Discussion on Booker

Constantly bringing up his past errors is beginning to look like a non-sequitur. Can we just focus on the work he did in relation to this issue? People didn't dismiss Principia Mathematica because the author had dabbled in alchemy, did they?Jprw (talk) 06:25, 17 February 2010 (UTC)

No, they dismiss Booker's book because it's one sided and inaccurate, as above. . .dave souza, talk 09:49, 17 February 2010 (UTC)

Have you or they read it? Jprw (talk) 10:53, 17 February 2010 (UTC)

I don't need to: I looked him up in Wikipedia and found his track record: Dangerously wrong on asbestos, dangerously wrong on tobacco smoke, dangerously wrong on BSE and CJD, quoting nonsense from a later-convicted scientific fraudster, wrong on intelligent design and evolution... It's amazing what you can learn from Wikipedia. There's no need to to give him uncritical airtime elsewhere, especially not in this article as he is no kind of respected expert source in this area. --Nigelj (talk) 11:35, 17 February 2010 (UTC)

Data excerpts:

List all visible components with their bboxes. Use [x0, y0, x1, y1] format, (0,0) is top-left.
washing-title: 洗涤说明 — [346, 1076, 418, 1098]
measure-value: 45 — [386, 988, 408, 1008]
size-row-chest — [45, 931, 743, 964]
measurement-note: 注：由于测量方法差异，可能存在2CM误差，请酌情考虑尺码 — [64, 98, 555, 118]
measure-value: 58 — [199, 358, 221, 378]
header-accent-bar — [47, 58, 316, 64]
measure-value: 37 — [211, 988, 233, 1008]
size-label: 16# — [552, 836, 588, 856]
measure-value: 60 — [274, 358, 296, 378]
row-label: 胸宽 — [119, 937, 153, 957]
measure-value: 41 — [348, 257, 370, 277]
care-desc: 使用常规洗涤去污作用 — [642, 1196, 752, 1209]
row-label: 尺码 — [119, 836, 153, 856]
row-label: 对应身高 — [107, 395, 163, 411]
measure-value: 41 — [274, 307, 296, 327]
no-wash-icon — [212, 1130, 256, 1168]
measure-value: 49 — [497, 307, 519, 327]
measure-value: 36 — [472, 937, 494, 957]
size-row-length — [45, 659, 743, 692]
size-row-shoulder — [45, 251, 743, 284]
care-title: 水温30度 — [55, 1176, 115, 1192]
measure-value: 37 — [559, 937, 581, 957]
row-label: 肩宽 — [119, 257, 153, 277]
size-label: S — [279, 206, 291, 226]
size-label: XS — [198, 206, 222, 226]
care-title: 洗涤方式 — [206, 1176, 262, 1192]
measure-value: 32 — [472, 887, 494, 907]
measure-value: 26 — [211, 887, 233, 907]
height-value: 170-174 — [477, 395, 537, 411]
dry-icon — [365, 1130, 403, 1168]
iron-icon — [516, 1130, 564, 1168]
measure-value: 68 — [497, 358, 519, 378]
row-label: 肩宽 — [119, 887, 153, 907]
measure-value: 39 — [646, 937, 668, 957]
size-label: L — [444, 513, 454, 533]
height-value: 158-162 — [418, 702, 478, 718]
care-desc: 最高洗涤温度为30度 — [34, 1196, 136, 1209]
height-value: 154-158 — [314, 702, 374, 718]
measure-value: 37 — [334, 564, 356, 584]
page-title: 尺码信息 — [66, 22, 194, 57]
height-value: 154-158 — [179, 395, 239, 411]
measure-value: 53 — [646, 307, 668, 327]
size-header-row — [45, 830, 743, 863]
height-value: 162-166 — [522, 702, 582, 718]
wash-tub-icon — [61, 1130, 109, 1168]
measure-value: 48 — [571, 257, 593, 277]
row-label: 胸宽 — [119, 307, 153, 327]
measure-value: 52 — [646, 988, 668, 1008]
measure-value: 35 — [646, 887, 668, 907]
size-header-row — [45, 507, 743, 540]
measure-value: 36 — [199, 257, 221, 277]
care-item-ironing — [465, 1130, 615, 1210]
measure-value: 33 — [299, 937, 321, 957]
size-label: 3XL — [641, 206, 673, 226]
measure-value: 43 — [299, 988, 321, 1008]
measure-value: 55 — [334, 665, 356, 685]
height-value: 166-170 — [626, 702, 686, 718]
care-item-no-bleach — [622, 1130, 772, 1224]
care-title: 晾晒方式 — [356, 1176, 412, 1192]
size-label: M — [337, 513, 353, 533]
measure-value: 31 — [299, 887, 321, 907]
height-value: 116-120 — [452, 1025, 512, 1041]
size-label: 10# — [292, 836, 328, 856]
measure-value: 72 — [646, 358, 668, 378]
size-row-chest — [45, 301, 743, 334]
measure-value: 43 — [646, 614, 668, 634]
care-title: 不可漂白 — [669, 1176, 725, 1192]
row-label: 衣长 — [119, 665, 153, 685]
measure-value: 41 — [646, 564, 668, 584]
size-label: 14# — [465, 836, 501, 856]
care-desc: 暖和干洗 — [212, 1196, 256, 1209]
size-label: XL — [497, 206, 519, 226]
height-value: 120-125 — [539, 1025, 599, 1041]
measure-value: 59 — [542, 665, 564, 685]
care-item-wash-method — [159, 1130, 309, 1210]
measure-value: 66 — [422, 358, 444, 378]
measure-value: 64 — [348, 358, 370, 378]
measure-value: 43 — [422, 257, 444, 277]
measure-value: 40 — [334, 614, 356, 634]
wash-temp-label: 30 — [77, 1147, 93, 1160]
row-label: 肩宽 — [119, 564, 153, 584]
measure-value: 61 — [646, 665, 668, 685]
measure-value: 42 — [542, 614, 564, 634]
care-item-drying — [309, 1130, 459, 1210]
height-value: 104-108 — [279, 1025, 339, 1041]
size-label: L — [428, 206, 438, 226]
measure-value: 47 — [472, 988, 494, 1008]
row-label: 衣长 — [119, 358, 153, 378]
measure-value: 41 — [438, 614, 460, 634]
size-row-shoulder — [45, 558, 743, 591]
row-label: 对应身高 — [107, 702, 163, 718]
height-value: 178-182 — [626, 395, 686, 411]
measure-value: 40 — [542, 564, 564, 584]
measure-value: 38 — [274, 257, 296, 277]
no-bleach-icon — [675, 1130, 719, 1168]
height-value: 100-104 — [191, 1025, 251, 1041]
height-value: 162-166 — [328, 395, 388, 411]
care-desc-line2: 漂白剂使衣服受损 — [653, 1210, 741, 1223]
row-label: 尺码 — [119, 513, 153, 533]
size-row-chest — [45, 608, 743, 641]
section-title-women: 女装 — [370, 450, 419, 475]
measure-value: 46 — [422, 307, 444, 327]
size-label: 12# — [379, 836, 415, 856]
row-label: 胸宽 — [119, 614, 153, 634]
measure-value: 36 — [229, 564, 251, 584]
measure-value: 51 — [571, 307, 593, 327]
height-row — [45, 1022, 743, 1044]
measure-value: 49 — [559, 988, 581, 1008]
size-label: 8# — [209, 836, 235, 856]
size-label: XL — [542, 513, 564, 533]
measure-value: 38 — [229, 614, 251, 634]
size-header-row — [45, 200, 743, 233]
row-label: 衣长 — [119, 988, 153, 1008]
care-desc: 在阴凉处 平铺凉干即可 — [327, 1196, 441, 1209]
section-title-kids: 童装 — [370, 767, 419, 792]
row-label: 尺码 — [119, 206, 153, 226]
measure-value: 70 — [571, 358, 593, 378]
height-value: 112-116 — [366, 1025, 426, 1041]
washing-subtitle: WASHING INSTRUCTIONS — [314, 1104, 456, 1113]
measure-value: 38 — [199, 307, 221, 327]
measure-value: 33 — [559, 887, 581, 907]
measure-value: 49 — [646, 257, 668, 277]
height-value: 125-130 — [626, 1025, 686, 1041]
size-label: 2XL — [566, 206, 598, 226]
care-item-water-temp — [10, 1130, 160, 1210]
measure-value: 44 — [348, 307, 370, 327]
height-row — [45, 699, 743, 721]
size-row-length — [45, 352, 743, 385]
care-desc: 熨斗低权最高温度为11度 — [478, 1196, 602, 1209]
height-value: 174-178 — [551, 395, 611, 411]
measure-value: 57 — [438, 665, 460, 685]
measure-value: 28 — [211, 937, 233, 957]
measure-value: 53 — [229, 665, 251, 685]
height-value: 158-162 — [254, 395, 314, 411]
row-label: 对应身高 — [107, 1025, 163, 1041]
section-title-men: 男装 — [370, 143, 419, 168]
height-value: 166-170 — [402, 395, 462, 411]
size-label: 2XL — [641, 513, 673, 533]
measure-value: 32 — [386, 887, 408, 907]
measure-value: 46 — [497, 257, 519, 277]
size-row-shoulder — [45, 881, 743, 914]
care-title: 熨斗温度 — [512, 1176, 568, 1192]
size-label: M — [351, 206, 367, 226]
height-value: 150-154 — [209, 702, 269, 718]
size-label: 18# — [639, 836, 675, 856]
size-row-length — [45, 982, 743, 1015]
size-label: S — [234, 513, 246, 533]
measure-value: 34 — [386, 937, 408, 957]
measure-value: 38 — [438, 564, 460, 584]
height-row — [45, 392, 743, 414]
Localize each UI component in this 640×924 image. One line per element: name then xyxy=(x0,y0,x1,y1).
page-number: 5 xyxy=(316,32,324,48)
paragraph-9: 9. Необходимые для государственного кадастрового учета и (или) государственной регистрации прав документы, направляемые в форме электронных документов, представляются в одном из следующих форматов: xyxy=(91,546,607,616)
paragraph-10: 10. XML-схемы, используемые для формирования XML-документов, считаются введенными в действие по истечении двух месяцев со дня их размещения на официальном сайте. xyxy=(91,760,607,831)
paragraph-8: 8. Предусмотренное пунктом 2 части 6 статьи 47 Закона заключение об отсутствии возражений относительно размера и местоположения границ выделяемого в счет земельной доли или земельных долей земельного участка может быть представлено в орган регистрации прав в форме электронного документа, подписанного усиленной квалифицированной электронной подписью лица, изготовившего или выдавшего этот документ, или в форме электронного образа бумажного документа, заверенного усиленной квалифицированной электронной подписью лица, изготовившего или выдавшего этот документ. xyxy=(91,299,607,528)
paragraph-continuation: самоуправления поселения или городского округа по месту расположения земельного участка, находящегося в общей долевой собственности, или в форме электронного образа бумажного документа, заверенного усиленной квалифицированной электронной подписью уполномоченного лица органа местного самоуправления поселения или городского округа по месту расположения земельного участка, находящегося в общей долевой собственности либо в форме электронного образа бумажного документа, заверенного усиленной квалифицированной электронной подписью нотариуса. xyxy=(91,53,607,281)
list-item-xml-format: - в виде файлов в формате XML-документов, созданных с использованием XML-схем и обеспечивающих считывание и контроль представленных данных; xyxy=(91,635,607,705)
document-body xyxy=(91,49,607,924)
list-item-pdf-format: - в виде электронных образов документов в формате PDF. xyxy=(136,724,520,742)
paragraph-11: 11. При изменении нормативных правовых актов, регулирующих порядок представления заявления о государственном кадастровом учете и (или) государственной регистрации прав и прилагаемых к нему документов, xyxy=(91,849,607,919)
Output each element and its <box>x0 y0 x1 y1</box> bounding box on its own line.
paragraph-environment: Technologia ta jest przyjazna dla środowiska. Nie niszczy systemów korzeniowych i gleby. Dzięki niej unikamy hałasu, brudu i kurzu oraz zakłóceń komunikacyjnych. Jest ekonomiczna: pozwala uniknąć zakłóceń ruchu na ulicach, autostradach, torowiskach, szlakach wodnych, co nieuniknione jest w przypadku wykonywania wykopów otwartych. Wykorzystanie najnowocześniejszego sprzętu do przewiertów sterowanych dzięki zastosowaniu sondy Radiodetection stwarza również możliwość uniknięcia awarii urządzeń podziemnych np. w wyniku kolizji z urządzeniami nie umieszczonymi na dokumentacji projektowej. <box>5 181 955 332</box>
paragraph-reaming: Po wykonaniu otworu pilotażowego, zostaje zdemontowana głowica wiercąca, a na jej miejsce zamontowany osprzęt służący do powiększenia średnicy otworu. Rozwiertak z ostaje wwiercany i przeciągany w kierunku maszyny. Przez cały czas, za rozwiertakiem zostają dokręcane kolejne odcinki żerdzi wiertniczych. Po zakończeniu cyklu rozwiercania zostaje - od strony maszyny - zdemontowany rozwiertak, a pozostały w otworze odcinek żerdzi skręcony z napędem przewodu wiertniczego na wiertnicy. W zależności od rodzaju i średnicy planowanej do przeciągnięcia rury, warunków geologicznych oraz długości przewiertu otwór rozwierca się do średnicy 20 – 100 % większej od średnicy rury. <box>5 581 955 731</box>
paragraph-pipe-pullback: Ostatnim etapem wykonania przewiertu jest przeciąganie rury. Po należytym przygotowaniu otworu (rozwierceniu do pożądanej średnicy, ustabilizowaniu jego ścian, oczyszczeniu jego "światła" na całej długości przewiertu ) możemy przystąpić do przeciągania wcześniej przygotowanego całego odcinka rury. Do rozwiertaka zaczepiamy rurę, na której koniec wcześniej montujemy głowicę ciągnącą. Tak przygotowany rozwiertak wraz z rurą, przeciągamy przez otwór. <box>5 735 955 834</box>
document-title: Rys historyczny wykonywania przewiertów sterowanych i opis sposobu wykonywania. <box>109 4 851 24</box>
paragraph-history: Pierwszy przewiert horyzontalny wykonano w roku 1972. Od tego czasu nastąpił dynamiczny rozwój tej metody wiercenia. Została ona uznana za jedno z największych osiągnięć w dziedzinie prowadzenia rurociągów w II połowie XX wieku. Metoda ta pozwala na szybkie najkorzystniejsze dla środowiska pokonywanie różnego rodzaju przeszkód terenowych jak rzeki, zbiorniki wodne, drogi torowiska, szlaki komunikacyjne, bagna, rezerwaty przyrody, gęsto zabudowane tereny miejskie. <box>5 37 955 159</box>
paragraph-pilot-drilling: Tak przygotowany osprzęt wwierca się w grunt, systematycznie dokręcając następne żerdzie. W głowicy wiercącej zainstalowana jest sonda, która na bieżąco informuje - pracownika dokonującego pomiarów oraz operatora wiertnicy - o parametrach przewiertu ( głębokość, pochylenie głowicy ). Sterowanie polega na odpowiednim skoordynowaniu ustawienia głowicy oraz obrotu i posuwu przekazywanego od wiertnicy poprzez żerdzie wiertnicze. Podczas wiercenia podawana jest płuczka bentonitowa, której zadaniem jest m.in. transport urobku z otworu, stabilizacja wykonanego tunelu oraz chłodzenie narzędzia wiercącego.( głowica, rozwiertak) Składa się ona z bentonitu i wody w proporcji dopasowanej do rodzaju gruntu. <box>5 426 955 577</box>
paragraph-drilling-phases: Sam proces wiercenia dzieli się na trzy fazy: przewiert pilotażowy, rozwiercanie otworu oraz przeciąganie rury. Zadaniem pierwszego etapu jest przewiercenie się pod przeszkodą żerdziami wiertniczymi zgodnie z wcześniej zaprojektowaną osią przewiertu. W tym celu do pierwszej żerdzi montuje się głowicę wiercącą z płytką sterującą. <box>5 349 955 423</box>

Task description: Can you carry on the Booker discussion past its final comment?

Answer to the problem:
His previous alleged errors are a non-sequitur here. Let's deal with this particular point and how it may relate to this particular sub-section. What you are in fact saying is that you feel authorised to dismiss a well researched and referenced book without having read it, and that Booker is guilty until proven innocent – this would appear to clearly be in contravention of WP: NPV. Also "It's amazing what you can learn from Wikipedia" is clearly sarcastic and in contravention of WP:CIVIL. This page is turning into a swirling cloud of poison and antipathy directed at Booker and Wikipedia in my opinion deserves better.Jprw (talk) 12:37, 17 February 2010 (UTC)

I feel free to dismiss the polemic of an author who has been proved non-expert, irrelevant, unhelpful and wrong on several other important topics in the past, and has shown no particular previous knowledge or expertise in this area of science either. That's how a critical reader chooses what is worth the time and effort when a simple search shows more than 30,000 current books on Amazon that have an input to this debate (far more than anyone would read). "It's amazing what you can learn from Wikipedia" is clearly a reminder to us all that when we state facts or connections in this website, other people, when exploring outside the limits of their own expertise, will expect to learn from what we write, not be fed biassed or ill-informed opinion. There are no notable connections between what this author may think and any significant aspect of the actual history or work of the IPCC unless other reliable sources tell us that the IPCC have decided to take his analyses and advice to heart. --Nigelj (talk) 14:24, 17 February 2010 (UTC)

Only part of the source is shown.